§ **Given request**
Determine the number of lines that contain the word "marker", then state that number and nothing more.

[Dataset entries on figures]
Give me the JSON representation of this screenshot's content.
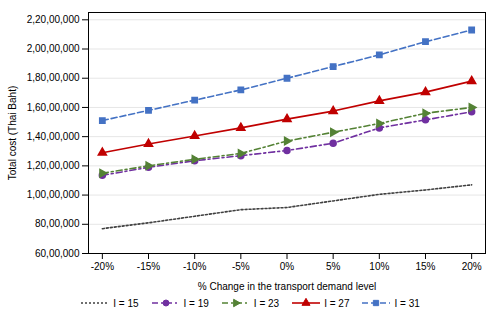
{
  "chart_data": {
    "type": "line",
    "xlabel": "% Change in the transport demand level",
    "ylabel": "Total cost (Thai Baht)",
    "x": [
      -20,
      -15,
      -10,
      -5,
      0,
      5,
      10,
      15,
      20
    ],
    "xlim": [
      -21.5,
      21.5
    ],
    "xticks": [
      {
        "value": -20,
        "label": "-20%"
      },
      {
        "value": -15,
        "label": "-15%"
      },
      {
        "value": -10,
        "label": "-10%"
      },
      {
        "value": -5,
        "label": "-5%"
      },
      {
        "value": 0,
        "label": "0%"
      },
      {
        "value": 5,
        "label": "5%"
      },
      {
        "value": 10,
        "label": "10%"
      },
      {
        "value": 15,
        "label": "15%"
      },
      {
        "value": 20,
        "label": "20%"
      }
    ],
    "ylim": [
      6000000,
      22500000
    ],
    "yticks": [
      {
        "value": 6000000,
        "label": "60,00,000"
      },
      {
        "value": 8000000,
        "label": "80,00,000"
      },
      {
        "value": 10000000,
        "label": "1,00,00,000"
      },
      {
        "value": 12000000,
        "label": "1,20,00,000"
      },
      {
        "value": 14000000,
        "label": "1,40,00,000"
      },
      {
        "value": 16000000,
        "label": "1,60,00,000"
      },
      {
        "value": 18000000,
        "label": "1,80,00,000"
      },
      {
        "value": 20000000,
        "label": "2,00,00,000"
      },
      {
        "value": 22000000,
        "label": "2,20,00,000"
      }
    ],
    "grid": true,
    "legend": "bottom",
    "series": [
      {
        "name": "I = 15",
        "color": "#404040",
        "line_style": "dotted",
        "values": [
          7700000,
          8100000,
          8550000,
          9000000,
          9150000,
          9600000,
          10050000,
          10350000,
          10700000
        ]
      },
      {
        "name": "I = 19",
        "color": "#7030A0",
        "line_style": "dashdot",
        "marker": "circle",
        "values": [
          11350000,
          11900000,
          12350000,
          12700000,
          13050000,
          13550000,
          14600000,
          15150000,
          15700000
        ]
      },
      {
        "name": "I = 23",
        "color": "#548235",
        "line_style": "dashdot",
        "marker": "triangle-right",
        "values": [
          11500000,
          12000000,
          12450000,
          12850000,
          13700000,
          14300000,
          14900000,
          15600000,
          16000000
        ]
      },
      {
        "name": "I = 27",
        "color": "#C00000",
        "line_style": "solid",
        "marker": "triangle-up",
        "values": [
          12900000,
          13500000,
          14050000,
          14600000,
          15200000,
          15750000,
          16450000,
          17050000,
          17800000
        ]
      },
      {
        "name": "I = 31",
        "color": "#4472C4",
        "line_style": "dashed",
        "marker": "square",
        "values": [
          15100000,
          15800000,
          16500000,
          17200000,
          18000000,
          18800000,
          19600000,
          20500000,
          21300000
        ]
      }
    ]
  }
}
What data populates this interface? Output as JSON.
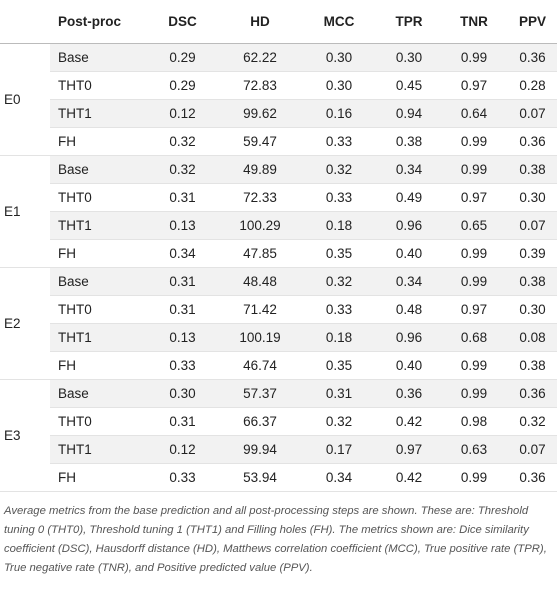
{
  "table": {
    "header": [
      "Post-proc",
      "DSC",
      "HD",
      "MCC",
      "TPR",
      "TNR",
      "PPV"
    ],
    "groups": [
      {
        "label": "E0",
        "rows": [
          [
            "Base",
            "0.29",
            "62.22",
            "0.30",
            "0.30",
            "0.99",
            "0.36"
          ],
          [
            "THT0",
            "0.29",
            "72.83",
            "0.30",
            "0.45",
            "0.97",
            "0.28"
          ],
          [
            "THT1",
            "0.12",
            "99.62",
            "0.16",
            "0.94",
            "0.64",
            "0.07"
          ],
          [
            "FH",
            "0.32",
            "59.47",
            "0.33",
            "0.38",
            "0.99",
            "0.36"
          ]
        ]
      },
      {
        "label": "E1",
        "rows": [
          [
            "Base",
            "0.32",
            "49.89",
            "0.32",
            "0.34",
            "0.99",
            "0.38"
          ],
          [
            "THT0",
            "0.31",
            "72.33",
            "0.33",
            "0.49",
            "0.97",
            "0.30"
          ],
          [
            "THT1",
            "0.13",
            "100.29",
            "0.18",
            "0.96",
            "0.65",
            "0.07"
          ],
          [
            "FH",
            "0.34",
            "47.85",
            "0.35",
            "0.40",
            "0.99",
            "0.39"
          ]
        ]
      },
      {
        "label": "E2",
        "rows": [
          [
            "Base",
            "0.31",
            "48.48",
            "0.32",
            "0.34",
            "0.99",
            "0.38"
          ],
          [
            "THT0",
            "0.31",
            "71.42",
            "0.33",
            "0.48",
            "0.97",
            "0.30"
          ],
          [
            "THT1",
            "0.13",
            "100.19",
            "0.18",
            "0.96",
            "0.68",
            "0.08"
          ],
          [
            "FH",
            "0.33",
            "46.74",
            "0.35",
            "0.40",
            "0.99",
            "0.38"
          ]
        ]
      },
      {
        "label": "E3",
        "rows": [
          [
            "Base",
            "0.30",
            "57.37",
            "0.31",
            "0.36",
            "0.99",
            "0.36"
          ],
          [
            "THT0",
            "0.31",
            "66.37",
            "0.32",
            "0.42",
            "0.98",
            "0.32"
          ],
          [
            "THT1",
            "0.12",
            "99.94",
            "0.17",
            "0.97",
            "0.63",
            "0.07"
          ],
          [
            "FH",
            "0.33",
            "53.94",
            "0.34",
            "0.42",
            "0.99",
            "0.36"
          ]
        ]
      }
    ],
    "caption": "Average metrics from the base prediction and all post-processing steps are shown. These are: Threshold tuning 0 (THT0), Threshold tuning 1 (THT1) and Filling holes (FH). The metrics shown are: Dice similarity coefficient (DSC), Hausdorff distance (HD), Matthews correlation coefficient (MCC), True positive rate (TPR), True negative rate (TNR), and Positive predicted value (PPV)."
  }
}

§ **Exercise output**
4